+++ Supplied data

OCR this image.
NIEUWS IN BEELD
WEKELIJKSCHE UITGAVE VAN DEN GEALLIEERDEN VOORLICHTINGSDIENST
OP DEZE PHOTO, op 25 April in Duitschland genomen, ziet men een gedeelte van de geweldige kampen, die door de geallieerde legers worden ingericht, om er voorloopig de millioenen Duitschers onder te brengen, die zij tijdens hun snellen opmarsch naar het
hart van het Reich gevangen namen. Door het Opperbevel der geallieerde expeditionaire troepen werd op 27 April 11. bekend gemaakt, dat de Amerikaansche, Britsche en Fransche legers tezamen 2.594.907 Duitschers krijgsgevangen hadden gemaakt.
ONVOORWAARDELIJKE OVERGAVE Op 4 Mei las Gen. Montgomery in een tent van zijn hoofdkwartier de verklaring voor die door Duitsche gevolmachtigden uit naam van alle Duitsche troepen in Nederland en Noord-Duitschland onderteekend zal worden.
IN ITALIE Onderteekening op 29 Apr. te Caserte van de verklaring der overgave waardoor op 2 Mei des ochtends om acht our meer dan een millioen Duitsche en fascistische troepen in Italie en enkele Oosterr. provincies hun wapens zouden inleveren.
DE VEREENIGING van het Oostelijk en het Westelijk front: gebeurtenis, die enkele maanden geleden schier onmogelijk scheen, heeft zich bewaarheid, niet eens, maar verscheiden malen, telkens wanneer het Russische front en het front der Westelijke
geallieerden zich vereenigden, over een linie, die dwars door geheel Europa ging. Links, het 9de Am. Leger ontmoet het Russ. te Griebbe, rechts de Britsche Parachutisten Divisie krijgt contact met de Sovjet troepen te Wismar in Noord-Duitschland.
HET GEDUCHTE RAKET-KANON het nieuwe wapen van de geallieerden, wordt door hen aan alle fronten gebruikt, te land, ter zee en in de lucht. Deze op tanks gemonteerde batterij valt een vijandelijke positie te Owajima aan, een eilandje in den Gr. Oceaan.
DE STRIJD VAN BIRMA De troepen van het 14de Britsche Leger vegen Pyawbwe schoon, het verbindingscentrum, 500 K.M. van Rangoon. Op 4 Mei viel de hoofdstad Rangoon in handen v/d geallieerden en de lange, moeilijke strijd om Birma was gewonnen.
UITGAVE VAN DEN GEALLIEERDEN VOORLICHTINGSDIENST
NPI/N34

++++++

Task prompt:
The answer must be a word-for-word reproduction of every record above.

Answer section:
OCR this image.
NIEUWS IN BEELD
WEKELIJKSCHE UITGAVE VAN DEN GEALLIEERDEN VOORLICHTINGSDIENST
OP DEZE PHOTO, op 25 April in Duitschland genomen, ziet men een gedeelte van de geweldige kampen, die door de geallieerde legers worden ingericht, om er voorloopig de millioenen Duitschers onder te brengen, die zij tijdens hun snellen opmarsch naar het
hart van het Reich gevangen namen. Door het Opperbevel der geallieerde expeditionaire troepen werd op 27 April 11. bekend gemaakt, dat de Amerikaansche, Britsche en Fransche legers tezamen 2.594.907 Duitschers krijgsgevangen hadden gemaakt.
ONVOORWAARDELIJKE OVERGAVE Op 4 Mei las Gen. Montgomery in een tent van zijn hoofdkwartier de verklaring voor die door Duitsche gevolmachtigden uit naam van alle Duitsche troepen in Nederland en Noord-Duitschland onderteekend zal worden.
IN ITALIE Onderteekening op 29 Apr. te Caserte van de verklaring der overgave waardoor op 2 Mei des ochtends om acht our meer dan een millioen Duitsche en fascistische troepen in Italie en enkele Oosterr. provincies hun wapens zouden inleveren.
DE VEREENIGING van het Oostelijk en het Westelijk front: gebeurtenis, die enkele maanden geleden schier onmogelijk scheen, heeft zich bewaarheid, niet eens, maar verscheiden malen, telkens wanneer het Russische front en het front der Westelijke
geallieerden zich vereenigden, over een linie, die dwars door geheel Europa ging. Links, het 9de Am. Leger ontmoet het Russ. te Griebbe, rechts de Britsche Parachutisten Divisie krijgt contact met de Sovjet troepen te Wismar in Noord-Duitschland.
HET GEDUCHTE RAKET-KANON het nieuwe wapen van de geallieerden, wordt door hen aan alle fronten gebruikt, te land, ter zee en in de lucht. Deze op tanks gemonteerde batterij valt een vijandelijke positie te Owajima aan, een eilandje in den Gr. Oceaan.
DE STRIJD VAN BIRMA De troepen van het 14de Britsche Leger vegen Pyawbwe schoon, het verbindingscentrum, 500 K.M. van Rangoon. Op 4 Mei viel de hoofdstad Rangoon in handen v/d geallieerden en de lange, moeilijke strijd om Birma was gewonnen.
UITGAVE VAN DEN GEALLIEERDEN VOORLICHTINGSDIENST
NPI/N34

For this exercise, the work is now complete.